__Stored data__
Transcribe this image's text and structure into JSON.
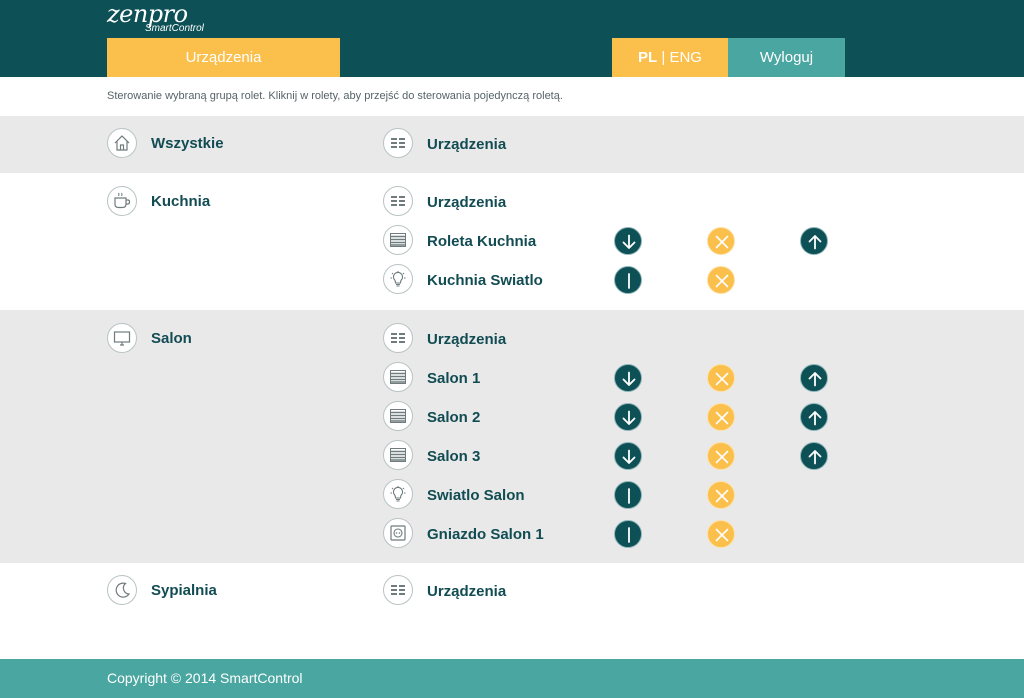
{
  "header": {
    "logo_main": "zenpro",
    "logo_sub": "SmartControl",
    "nav_devices": "Urządzenia",
    "lang_pl": "PL",
    "lang_sep": " | ",
    "lang_eng": "ENG",
    "logout": "Wyloguj"
  },
  "hint": "Sterowanie wybraną grupą rolet. Kliknij w rolety, aby przejść do sterowania pojedynczą roletą.",
  "groups": [
    {
      "name": "Wszystkie",
      "icon": "house-icon",
      "shaded": true,
      "devices": [
        {
          "name": "Urządzenia",
          "icon": "devices-icon",
          "controls": []
        }
      ]
    },
    {
      "name": "Kuchnia",
      "icon": "cup-icon",
      "shaded": false,
      "devices": [
        {
          "name": "Urządzenia",
          "icon": "devices-icon",
          "controls": []
        },
        {
          "name": "Roleta Kuchnia",
          "icon": "blind-icon",
          "controls": [
            "down",
            "stop",
            "up"
          ]
        },
        {
          "name": "Kuchnia Swiatlo",
          "icon": "bulb-icon",
          "controls": [
            "on",
            "off"
          ]
        }
      ]
    },
    {
      "name": "Salon",
      "icon": "tv-icon",
      "shaded": true,
      "devices": [
        {
          "name": "Urządzenia",
          "icon": "devices-icon",
          "controls": []
        },
        {
          "name": "Salon 1",
          "icon": "blind-icon",
          "controls": [
            "down",
            "stop",
            "up"
          ]
        },
        {
          "name": "Salon 2",
          "icon": "blind-icon",
          "controls": [
            "down",
            "stop",
            "up"
          ]
        },
        {
          "name": "Salon 3",
          "icon": "blind-icon",
          "controls": [
            "down",
            "stop",
            "up"
          ]
        },
        {
          "name": "Swiatlo Salon",
          "icon": "bulb-icon",
          "controls": [
            "on",
            "off"
          ]
        },
        {
          "name": "Gniazdo Salon 1",
          "icon": "socket-icon",
          "controls": [
            "on",
            "off"
          ]
        }
      ]
    },
    {
      "name": "Sypialnia",
      "icon": "moon-icon",
      "shaded": false,
      "devices": [
        {
          "name": "Urządzenia",
          "icon": "devices-icon",
          "controls": []
        }
      ]
    }
  ],
  "footer": {
    "copyright": "Copyright © 2014 SmartControl"
  },
  "colors": {
    "header_bg": "#0d5157",
    "accent_orange": "#fbbf4c",
    "accent_teal": "#4aa6a1",
    "label_text": "#124c53",
    "band_bg": "#e9e9e9"
  }
}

__WORK TO COMPLETE__
Transcribe the material as is, with images omitted.

__SOLUTION TO THIS EXERCISE__
Transcribe this image's text and structure into JSON.
{
  "header": {
    "logo_main": "zenpro",
    "logo_sub": "SmartControl",
    "nav_devices": "Urządzenia",
    "lang_pl": "PL",
    "lang_sep": " | ",
    "lang_eng": "ENG",
    "logout": "Wyloguj"
  },
  "hint": "Sterowanie wybraną grupą rolet. Kliknij w rolety, aby przejść do sterowania pojedynczą roletą.",
  "groups": [
    {
      "name": "Wszystkie",
      "icon": "house-icon",
      "shaded": true,
      "devices": [
        {
          "name": "Urządzenia",
          "icon": "devices-icon",
          "controls": []
        }
      ]
    },
    {
      "name": "Kuchnia",
      "icon": "cup-icon",
      "shaded": false,
      "devices": [
        {
          "name": "Urządzenia",
          "icon": "devices-icon",
          "controls": []
        },
        {
          "name": "Roleta Kuchnia",
          "icon": "blind-icon",
          "controls": [
            "down",
            "stop",
            "up"
          ]
        },
        {
          "name": "Kuchnia Swiatlo",
          "icon": "bulb-icon",
          "controls": [
            "on",
            "off"
          ]
        }
      ]
    },
    {
      "name": "Salon",
      "icon": "tv-icon",
      "shaded": true,
      "devices": [
        {
          "name": "Urządzenia",
          "icon": "devices-icon",
          "controls": []
        },
        {
          "name": "Salon 1",
          "icon": "blind-icon",
          "controls": [
            "down",
            "stop",
            "up"
          ]
        },
        {
          "name": "Salon 2",
          "icon": "blind-icon",
          "controls": [
            "down",
            "stop",
            "up"
          ]
        },
        {
          "name": "Salon 3",
          "icon": "blind-icon",
          "controls": [
            "down",
            "stop",
            "up"
          ]
        },
        {
          "name": "Swiatlo Salon",
          "icon": "bulb-icon",
          "controls": [
            "on",
            "off"
          ]
        },
        {
          "name": "Gniazdo Salon 1",
          "icon": "socket-icon",
          "controls": [
            "on",
            "off"
          ]
        }
      ]
    },
    {
      "name": "Sypialnia",
      "icon": "moon-icon",
      "shaded": false,
      "devices": [
        {
          "name": "Urządzenia",
          "icon": "devices-icon",
          "controls": []
        }
      ]
    }
  ],
  "footer": {
    "copyright": "Copyright © 2014 SmartControl"
  },
  "colors": {
    "header_bg": "#0d5157",
    "accent_orange": "#fbbf4c",
    "accent_teal": "#4aa6a1",
    "label_text": "#124c53",
    "band_bg": "#e9e9e9"
  }
}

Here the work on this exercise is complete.